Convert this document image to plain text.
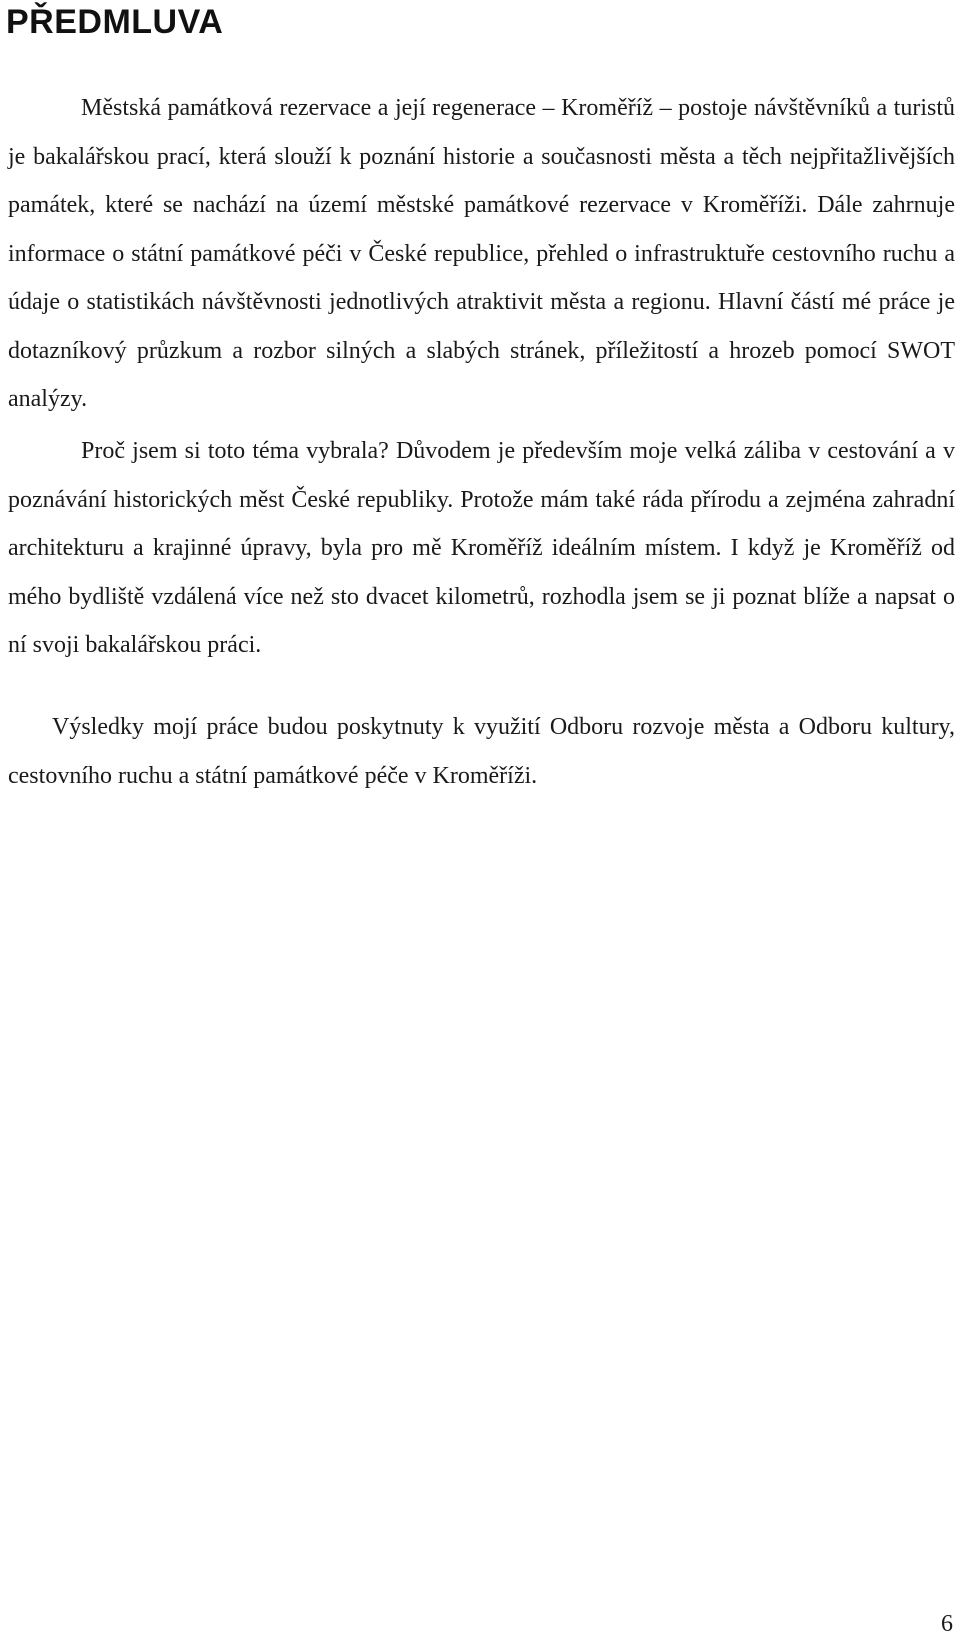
PŘEDMLUVA

Městská památková rezervace a její regenerace – Kroměříž – postoje návštěvníků a turistů je bakalářskou prací, která slouží k poznání historie a současnosti města a těch nejpřitažlivějších památek, které se nachází na území městské památkové rezervace v Kroměříži. Dále zahrnuje informace o státní památkové péči v České republice, přehled o infrastruktuře cestovního ruchu a údaje o statistikách návštěvnosti jednotlivých atraktivit města a regionu. Hlavní částí mé práce je dotazníkový průzkum a rozbor silných a slabých stránek, příležitostí a hrozeb pomocí SWOT analýzy.

Proč jsem si toto téma vybrala? Důvodem je především moje velká záliba v cestování a v poznávání historických měst České republiky. Protože mám také ráda přírodu a zejména zahradní architekturu a krajinné úpravy, byla pro mě Kroměříž ideálním místem. I když je Kroměříž od mého bydliště vzdálená více než sto dvacet kilometrů, rozhodla jsem se ji poznat blíže a napsat o ní svoji bakalářskou práci.

Výsledky mojí práce budou poskytnuty k využití Odboru rozvoje města a Odboru kultury, cestovního ruchu a státní památkové péče v Kroměříži.

6
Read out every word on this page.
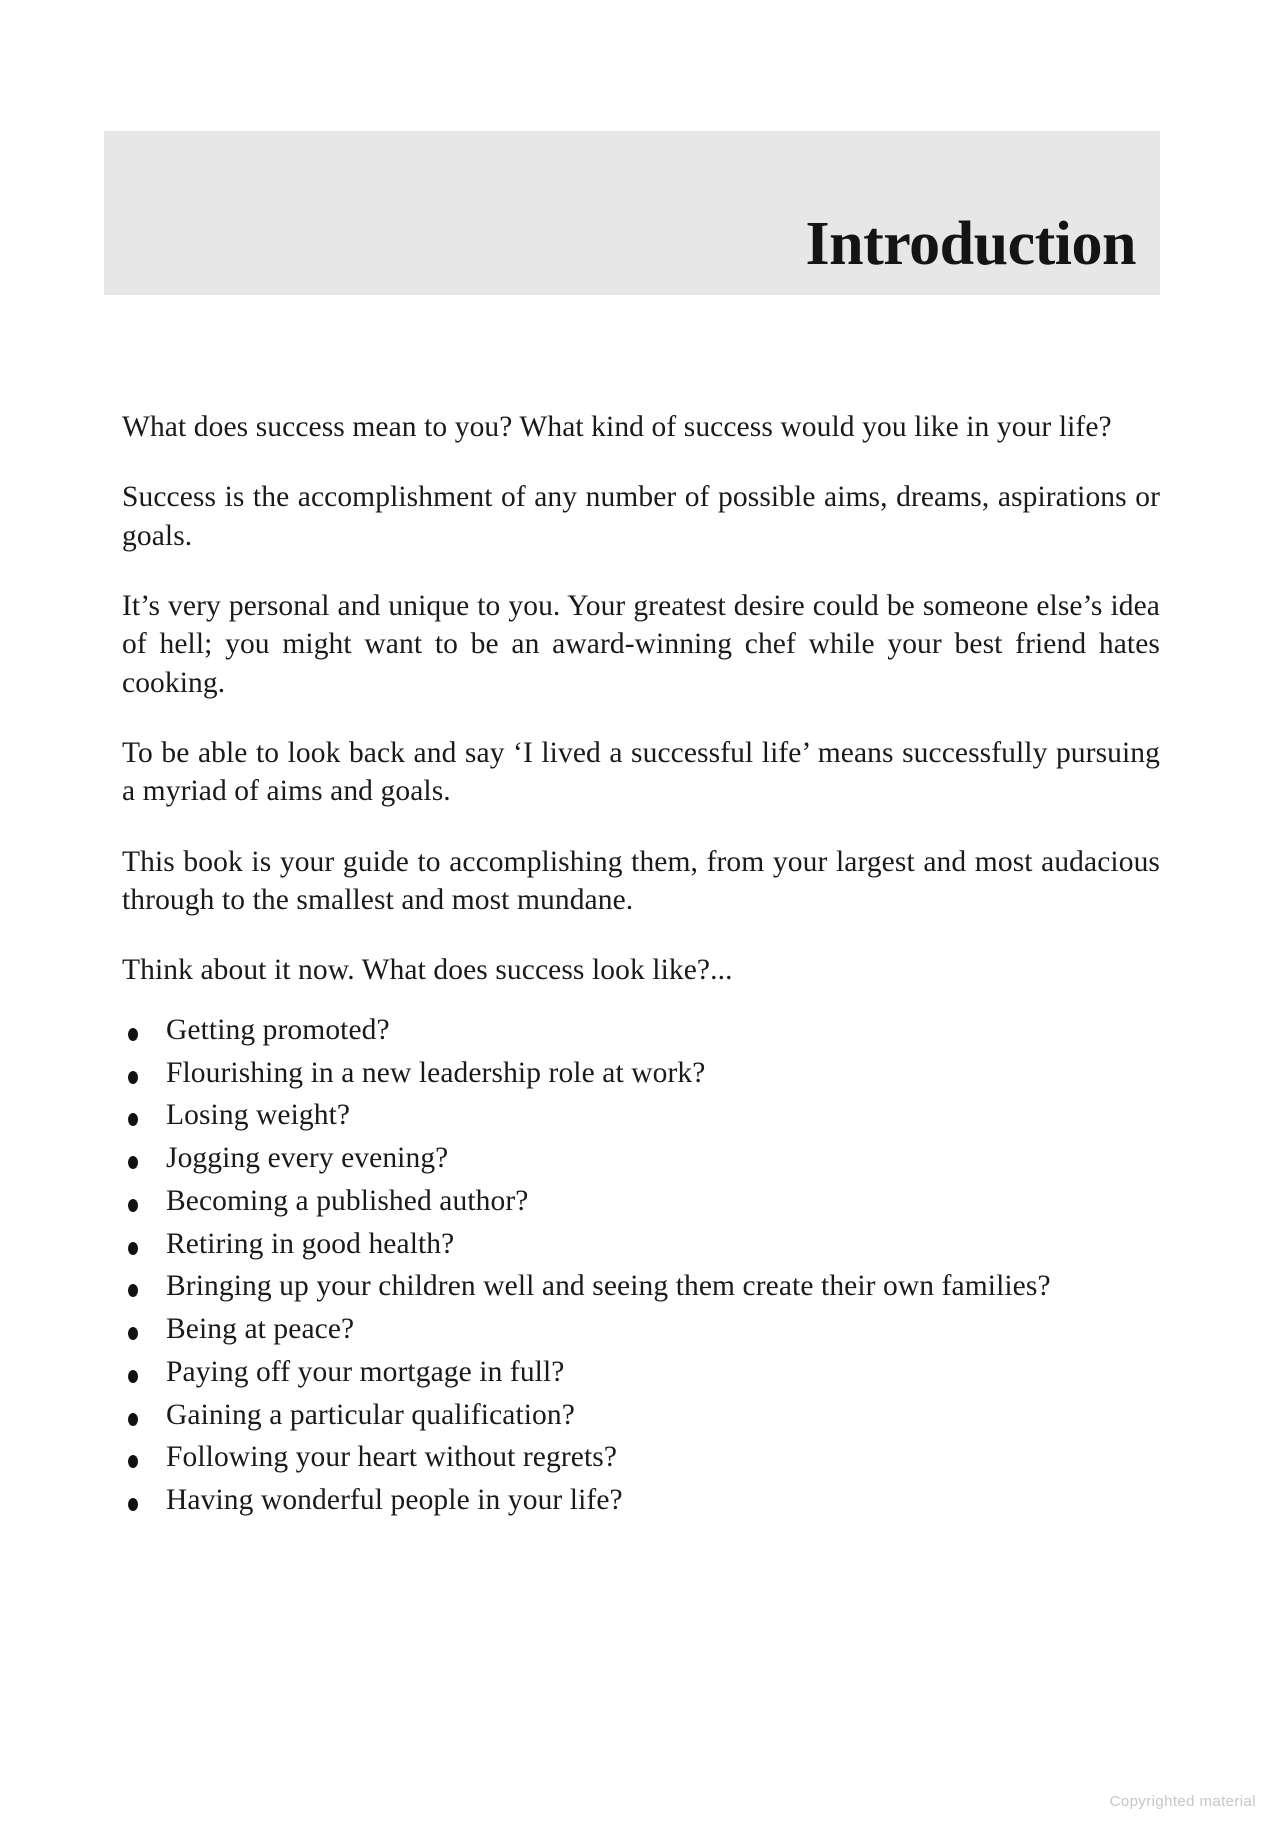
Introduction

What does success mean to you? What kind of success would you like in your life?

Success is the accomplishment of any number of possible aims, dreams, aspirations or goals.

It’s very personal and unique to you. Your greatest desire could be someone else’s idea of hell; you might want to be an award-winning chef while your best friend hates cooking.

To be able to look back and say ‘I lived a successful life’ means successfully pursuing a myriad of aims and goals.

This book is your guide to accomplishing them, from your largest and most audacious through to the smallest and most mundane.

Think about it now. What does success look like?...

Getting promoted?
Flourishing in a new leadership role at work?
Losing weight?
Jogging every evening?
Becoming a published author?
Retiring in good health?
Bringing up your children well and seeing them create their own families?
Being at peace?
Paying off your mortgage in full?
Gaining a particular qualification?
Following your heart without regrets?
Having wonderful people in your life?
Copyrighted material
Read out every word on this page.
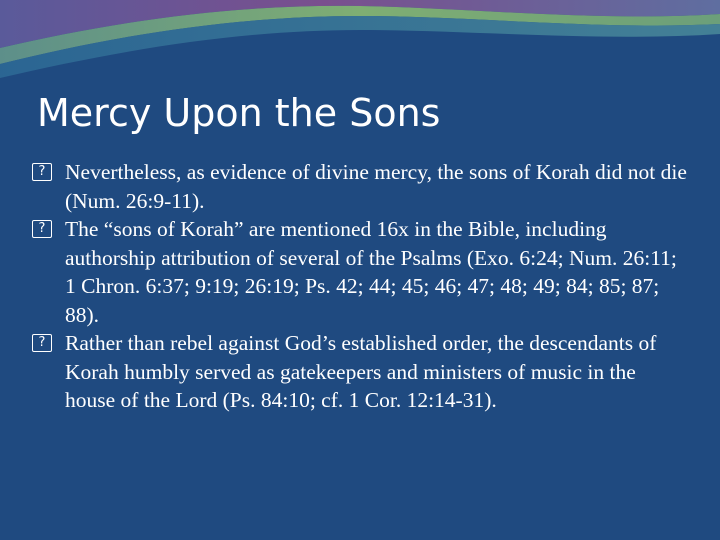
Mercy Upon the Sons
? Nevertheless, as evidence of divine mercy, the sons of Korah did not die (Num. 26:9-11).
? The “sons of Korah” are mentioned 16x in the Bible, including authorship attribution of several of the Psalms (Exo. 6:24; Num. 26:11; 1 Chron. 6:37; 9:19; 26:19; Ps. 42; 44; 45; 46; 47; 48; 49; 84; 85; 87; 88).
? Rather than rebel against God’s established order, the descendants of Korah humbly served as gatekeepers and ministers of music in the house of the Lord (Ps. 84:10; cf. 1 Cor. 12:14-31).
-=-=-
**REQUIREMENTS**
Exactly as written, return every line of the listing, but not the pictures.

**OUTPUT BELOW**
Convert this document image to plain text.
PŘEDMLUVA

Městská památková rezervace a její regenerace – Kroměříž – postoje návštěvníků a turistů je bakalářskou prací, která slouží k poznání historie a současnosti města a těch nejpřitažlivějších památek, které se nachází na území městské památkové rezervace v Kroměříži. Dále zahrnuje informace o státní památkové péči v České republice, přehled o infrastruktuře cestovního ruchu a údaje o statistikách návštěvnosti jednotlivých atraktivit města a regionu. Hlavní částí mé práce je dotazníkový průzkum a rozbor silných a slabých stránek, příležitostí a hrozeb pomocí SWOT analýzy.

Proč jsem si toto téma vybrala? Důvodem je především moje velká záliba v cestování a v poznávání historických měst České republiky. Protože mám také ráda přírodu a zejména zahradní architekturu a krajinné úpravy, byla pro mě Kroměříž ideálním místem. I když je Kroměříž od mého bydliště vzdálená více než sto dvacet kilometrů, rozhodla jsem se ji poznat blíže a napsat o ní svoji bakalářskou práci.

Výsledky mojí práce budou poskytnuty k využití Odboru rozvoje města a Odboru kultury, cestovního ruchu a státní památkové péče v Kroměříži.

6
Read out every word on this page.
Introduction

What does success mean to you? What kind of success would you like in your life?

Success is the accomplishment of any number of possible aims, dreams, aspirations or goals.

It’s very personal and unique to you. Your greatest desire could be someone else’s idea of hell; you might want to be an award-winning chef while your best friend hates cooking.

To be able to look back and say ‘I lived a successful life’ means successfully pursuing a myriad of aims and goals.

This book is your guide to accomplishing them, from your largest and most audacious through to the smallest and most mundane.

Think about it now. What does success look like?...

Getting promoted?
Flourishing in a new leadership role at work?
Losing weight?
Jogging every evening?
Becoming a published author?
Retiring in good health?
Bringing up your children well and seeing them create their own families?
Being at peace?
Paying off your mortgage in full?
Gaining a particular qualification?
Following your heart without regrets?
Having wonderful people in your life?
Copyrighted material
Read out every word on this page.
Mercy Upon the Sons
? Nevertheless, as evidence of divine mercy, the sons of Korah did not die (Num. 26:9-11).
? The “sons of Korah” are mentioned 16x in the Bible, including authorship attribution of several of the Psalms (Exo. 6:24; Num. 26:11; 1 Chron. 6:37; 9:19; 26:19; Ps. 42; 44; 45; 46; 47; 48; 49; 84; 85; 87; 88).
? Rather than rebel against God’s established order, the descendants of Korah humbly served as gatekeepers and ministers of music in the house of the Lord (Ps. 84:10; cf. 1 Cor. 12:14-31).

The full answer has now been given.